[start]
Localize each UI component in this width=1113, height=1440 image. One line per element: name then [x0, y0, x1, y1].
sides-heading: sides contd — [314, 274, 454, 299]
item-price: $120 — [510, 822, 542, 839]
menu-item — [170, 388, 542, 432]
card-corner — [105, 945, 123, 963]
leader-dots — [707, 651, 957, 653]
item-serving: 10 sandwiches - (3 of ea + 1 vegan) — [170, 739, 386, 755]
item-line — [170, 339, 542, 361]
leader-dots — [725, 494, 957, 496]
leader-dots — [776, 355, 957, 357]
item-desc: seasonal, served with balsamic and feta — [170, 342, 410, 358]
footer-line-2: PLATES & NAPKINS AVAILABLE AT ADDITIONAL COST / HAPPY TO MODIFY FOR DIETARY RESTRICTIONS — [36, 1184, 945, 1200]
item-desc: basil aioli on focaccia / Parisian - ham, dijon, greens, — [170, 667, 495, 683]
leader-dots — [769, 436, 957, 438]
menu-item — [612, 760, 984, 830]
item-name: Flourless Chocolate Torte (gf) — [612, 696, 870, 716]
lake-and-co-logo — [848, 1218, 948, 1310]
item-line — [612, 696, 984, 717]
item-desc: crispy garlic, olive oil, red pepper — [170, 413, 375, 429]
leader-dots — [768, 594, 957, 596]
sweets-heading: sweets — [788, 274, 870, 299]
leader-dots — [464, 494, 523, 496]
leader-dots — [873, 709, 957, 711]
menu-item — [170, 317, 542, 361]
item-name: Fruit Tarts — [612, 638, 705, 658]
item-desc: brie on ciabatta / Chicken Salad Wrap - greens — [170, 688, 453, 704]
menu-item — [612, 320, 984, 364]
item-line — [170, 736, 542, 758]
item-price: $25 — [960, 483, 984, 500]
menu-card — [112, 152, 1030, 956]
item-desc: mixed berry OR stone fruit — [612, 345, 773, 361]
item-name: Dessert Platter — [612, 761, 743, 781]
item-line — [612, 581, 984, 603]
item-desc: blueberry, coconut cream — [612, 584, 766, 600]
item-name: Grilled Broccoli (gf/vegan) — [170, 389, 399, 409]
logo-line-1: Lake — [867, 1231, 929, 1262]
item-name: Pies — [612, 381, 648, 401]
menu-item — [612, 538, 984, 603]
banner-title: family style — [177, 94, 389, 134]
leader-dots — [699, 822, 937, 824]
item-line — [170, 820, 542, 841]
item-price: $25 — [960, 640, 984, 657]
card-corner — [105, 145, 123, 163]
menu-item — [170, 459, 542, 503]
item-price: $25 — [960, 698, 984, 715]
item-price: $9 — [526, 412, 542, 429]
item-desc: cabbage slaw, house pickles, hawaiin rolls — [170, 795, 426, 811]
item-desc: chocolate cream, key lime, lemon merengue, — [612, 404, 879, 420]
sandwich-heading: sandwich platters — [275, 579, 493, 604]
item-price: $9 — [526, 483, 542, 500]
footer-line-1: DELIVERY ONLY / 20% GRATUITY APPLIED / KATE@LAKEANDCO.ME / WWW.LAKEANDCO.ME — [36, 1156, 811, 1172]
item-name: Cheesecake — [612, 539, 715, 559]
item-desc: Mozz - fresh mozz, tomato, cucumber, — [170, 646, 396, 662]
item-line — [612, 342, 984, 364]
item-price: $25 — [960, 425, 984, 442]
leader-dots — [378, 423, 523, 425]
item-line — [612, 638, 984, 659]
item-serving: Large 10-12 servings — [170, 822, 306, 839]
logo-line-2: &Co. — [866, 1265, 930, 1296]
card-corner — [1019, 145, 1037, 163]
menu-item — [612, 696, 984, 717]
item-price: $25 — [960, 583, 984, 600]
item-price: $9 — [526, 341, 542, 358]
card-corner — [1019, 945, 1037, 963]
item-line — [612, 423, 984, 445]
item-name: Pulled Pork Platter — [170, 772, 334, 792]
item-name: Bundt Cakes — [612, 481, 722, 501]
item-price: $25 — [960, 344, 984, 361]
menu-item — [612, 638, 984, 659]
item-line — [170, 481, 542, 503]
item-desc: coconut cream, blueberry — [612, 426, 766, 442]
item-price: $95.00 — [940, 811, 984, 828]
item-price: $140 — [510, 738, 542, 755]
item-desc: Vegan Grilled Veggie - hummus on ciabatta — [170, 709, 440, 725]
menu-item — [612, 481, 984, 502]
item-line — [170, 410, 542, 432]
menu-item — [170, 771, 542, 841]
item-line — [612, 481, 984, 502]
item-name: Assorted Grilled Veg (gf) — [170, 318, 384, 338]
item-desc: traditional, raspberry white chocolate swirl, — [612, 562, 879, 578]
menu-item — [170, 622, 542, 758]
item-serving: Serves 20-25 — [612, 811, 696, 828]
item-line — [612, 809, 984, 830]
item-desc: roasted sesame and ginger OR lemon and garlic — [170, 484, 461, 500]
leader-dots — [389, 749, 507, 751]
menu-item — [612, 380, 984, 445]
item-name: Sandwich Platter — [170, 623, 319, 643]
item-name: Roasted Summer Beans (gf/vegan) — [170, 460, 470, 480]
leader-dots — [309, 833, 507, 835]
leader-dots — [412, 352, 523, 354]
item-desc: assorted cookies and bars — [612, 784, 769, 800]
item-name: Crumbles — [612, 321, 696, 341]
[end]
| Do this |
Please reproduce the entries word for word, starting from the first line and stopping after the line that contains "menu-item — [170, 317, 542, 361]".

| Task output |
Localize each UI component in this width=1113, height=1440 image. One line per element: name then [x0, y0, x1, y1].
sides-heading: sides contd — [314, 274, 454, 299]
item-price: $120 — [510, 822, 542, 839]
menu-item — [170, 388, 542, 432]
card-corner — [105, 945, 123, 963]
leader-dots — [707, 651, 957, 653]
item-serving: 10 sandwiches - (3 of ea + 1 vegan) — [170, 739, 386, 755]
item-line — [170, 339, 542, 361]
leader-dots — [725, 494, 957, 496]
leader-dots — [776, 355, 957, 357]
item-desc: seasonal, served with balsamic and feta — [170, 342, 410, 358]
footer-line-2: PLATES & NAPKINS AVAILABLE AT ADDITIONAL COST / HAPPY TO MODIFY FOR DIETARY RESTRICTIONS — [36, 1184, 945, 1200]
item-desc: basil aioli on focaccia / Parisian - ham, dijon, greens, — [170, 667, 495, 683]
leader-dots — [769, 436, 957, 438]
menu-item — [612, 760, 984, 830]
item-name: Flourless Chocolate Torte (gf) — [612, 696, 870, 716]
lake-and-co-logo — [848, 1218, 948, 1310]
item-line — [612, 696, 984, 717]
item-desc: crispy garlic, olive oil, red pepper — [170, 413, 375, 429]
leader-dots — [768, 594, 957, 596]
sweets-heading: sweets — [788, 274, 870, 299]
leader-dots — [464, 494, 523, 496]
leader-dots — [873, 709, 957, 711]
menu-item — [170, 317, 542, 361]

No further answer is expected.